## Work required
Your task is to copy every record exactly.

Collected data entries
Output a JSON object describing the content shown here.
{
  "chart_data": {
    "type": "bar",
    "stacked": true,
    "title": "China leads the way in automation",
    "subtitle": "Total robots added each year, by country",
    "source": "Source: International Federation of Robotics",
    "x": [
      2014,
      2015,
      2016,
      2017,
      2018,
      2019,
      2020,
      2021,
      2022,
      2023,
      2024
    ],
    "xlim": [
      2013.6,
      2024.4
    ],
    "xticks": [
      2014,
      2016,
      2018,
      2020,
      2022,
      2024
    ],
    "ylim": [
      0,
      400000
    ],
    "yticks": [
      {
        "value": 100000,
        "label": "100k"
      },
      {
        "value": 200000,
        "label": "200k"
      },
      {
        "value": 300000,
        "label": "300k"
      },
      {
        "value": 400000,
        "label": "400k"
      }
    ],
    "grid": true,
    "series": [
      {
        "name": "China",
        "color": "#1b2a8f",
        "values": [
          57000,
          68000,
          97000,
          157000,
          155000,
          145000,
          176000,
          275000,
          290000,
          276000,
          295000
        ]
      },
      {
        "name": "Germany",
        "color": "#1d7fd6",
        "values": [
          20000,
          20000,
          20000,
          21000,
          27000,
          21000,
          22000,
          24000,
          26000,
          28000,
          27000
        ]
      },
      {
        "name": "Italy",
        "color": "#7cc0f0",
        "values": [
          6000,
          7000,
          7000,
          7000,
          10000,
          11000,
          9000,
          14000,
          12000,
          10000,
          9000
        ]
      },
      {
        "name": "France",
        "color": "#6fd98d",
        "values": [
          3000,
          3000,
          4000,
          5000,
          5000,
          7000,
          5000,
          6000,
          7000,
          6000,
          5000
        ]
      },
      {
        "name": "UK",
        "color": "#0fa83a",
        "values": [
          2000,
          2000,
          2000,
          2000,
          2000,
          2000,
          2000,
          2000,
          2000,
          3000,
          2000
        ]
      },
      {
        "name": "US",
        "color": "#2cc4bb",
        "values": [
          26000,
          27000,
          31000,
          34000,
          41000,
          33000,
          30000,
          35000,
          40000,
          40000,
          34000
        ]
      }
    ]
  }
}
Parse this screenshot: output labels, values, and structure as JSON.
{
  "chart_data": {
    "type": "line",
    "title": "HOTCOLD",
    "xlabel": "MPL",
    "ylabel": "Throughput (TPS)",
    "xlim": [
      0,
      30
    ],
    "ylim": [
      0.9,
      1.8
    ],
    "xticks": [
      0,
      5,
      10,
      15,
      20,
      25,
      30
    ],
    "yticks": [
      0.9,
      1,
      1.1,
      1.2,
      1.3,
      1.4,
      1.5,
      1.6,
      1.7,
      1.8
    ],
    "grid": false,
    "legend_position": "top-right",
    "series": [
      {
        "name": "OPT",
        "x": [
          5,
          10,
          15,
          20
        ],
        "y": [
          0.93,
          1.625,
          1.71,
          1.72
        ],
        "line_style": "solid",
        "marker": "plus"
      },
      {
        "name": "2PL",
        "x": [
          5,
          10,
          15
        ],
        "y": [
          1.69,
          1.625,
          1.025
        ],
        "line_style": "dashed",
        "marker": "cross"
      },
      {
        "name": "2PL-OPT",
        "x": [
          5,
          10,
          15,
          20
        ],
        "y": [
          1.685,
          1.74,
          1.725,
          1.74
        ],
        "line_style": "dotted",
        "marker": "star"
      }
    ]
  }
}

## Task output
Output a JSON object describing the content shown here.
{
  "chart_data": {
    "type": "bar",
    "stacked": true,
    "title": "China leads the way in automation",
    "subtitle": "Total robots added each year, by country",
    "source": "Source: International Federation of Robotics",
    "x": [
      2014,
      2015,
      2016,
      2017,
      2018,
      2019,
      2020,
      2021,
      2022,
      2023,
      2024
    ],
    "xlim": [
      2013.6,
      2024.4
    ],
    "xticks": [
      2014,
      2016,
      2018,
      2020,
      2022,
      2024
    ],
    "ylim": [
      0,
      400000
    ],
    "yticks": [
      {
        "value": 100000,
        "label": "100k"
      },
      {
        "value": 200000,
        "label": "200k"
      },
      {
        "value": 300000,
        "label": "300k"
      },
      {
        "value": 400000,
        "label": "400k"
      }
    ],
    "grid": true,
    "series": [
      {
        "name": "China",
        "color": "#1b2a8f",
        "values": [
          57000,
          68000,
          97000,
          157000,
          155000,
          145000,
          176000,
          275000,
          290000,
          276000,
          295000
        ]
      },
      {
        "name": "Germany",
        "color": "#1d7fd6",
        "values": [
          20000,
          20000,
          20000,
          21000,
          27000,
          21000,
          22000,
          24000,
          26000,
          28000,
          27000
        ]
      },
      {
        "name": "Italy",
        "color": "#7cc0f0",
        "values": [
          6000,
          7000,
          7000,
          7000,
          10000,
          11000,
          9000,
          14000,
          12000,
          10000,
          9000
        ]
      },
      {
        "name": "France",
        "color": "#6fd98d",
        "values": [
          3000,
          3000,
          4000,
          5000,
          5000,
          7000,
          5000,
          6000,
          7000,
          6000,
          5000
        ]
      },
      {
        "name": "UK",
        "color": "#0fa83a",
        "values": [
          2000,
          2000,
          2000,
          2000,
          2000,
          2000,
          2000,
          2000,
          2000,
          3000,
          2000
        ]
      },
      {
        "name": "US",
        "color": "#2cc4bb",
        "values": [
          26000,
          27000,
          31000,
          34000,
          41000,
          33000,
          30000,
          35000,
          40000,
          40000,
          34000
        ]
      }
    ]
  }
}
Parse this screenshot: output labels, values, and structure as JSON.
{
  "chart_data": {
    "type": "line",
    "title": "HOTCOLD",
    "xlabel": "MPL",
    "ylabel": "Throughput (TPS)",
    "xlim": [
      0,
      30
    ],
    "ylim": [
      0.9,
      1.8
    ],
    "xticks": [
      0,
      5,
      10,
      15,
      20,
      25,
      30
    ],
    "yticks": [
      0.9,
      1,
      1.1,
      1.2,
      1.3,
      1.4,
      1.5,
      1.6,
      1.7,
      1.8
    ],
    "grid": false,
    "legend_position": "top-right",
    "series": [
      {
        "name": "OPT",
        "x": [
          5,
          10,
          15,
          20
        ],
        "y": [
          0.93,
          1.625,
          1.71,
          1.72
        ],
        "line_style": "solid",
        "marker": "plus"
      },
      {
        "name": "2PL",
        "x": [
          5,
          10,
          15
        ],
        "y": [
          1.69,
          1.625,
          1.025
        ],
        "line_style": "dashed",
        "marker": "cross"
      },
      {
        "name": "2PL-OPT",
        "x": [
          5,
          10,
          15,
          20
        ],
        "y": [
          1.685,
          1.74,
          1.725,
          1.74
        ],
        "line_style": "dotted",
        "marker": "star"
      }
    ]
  }
}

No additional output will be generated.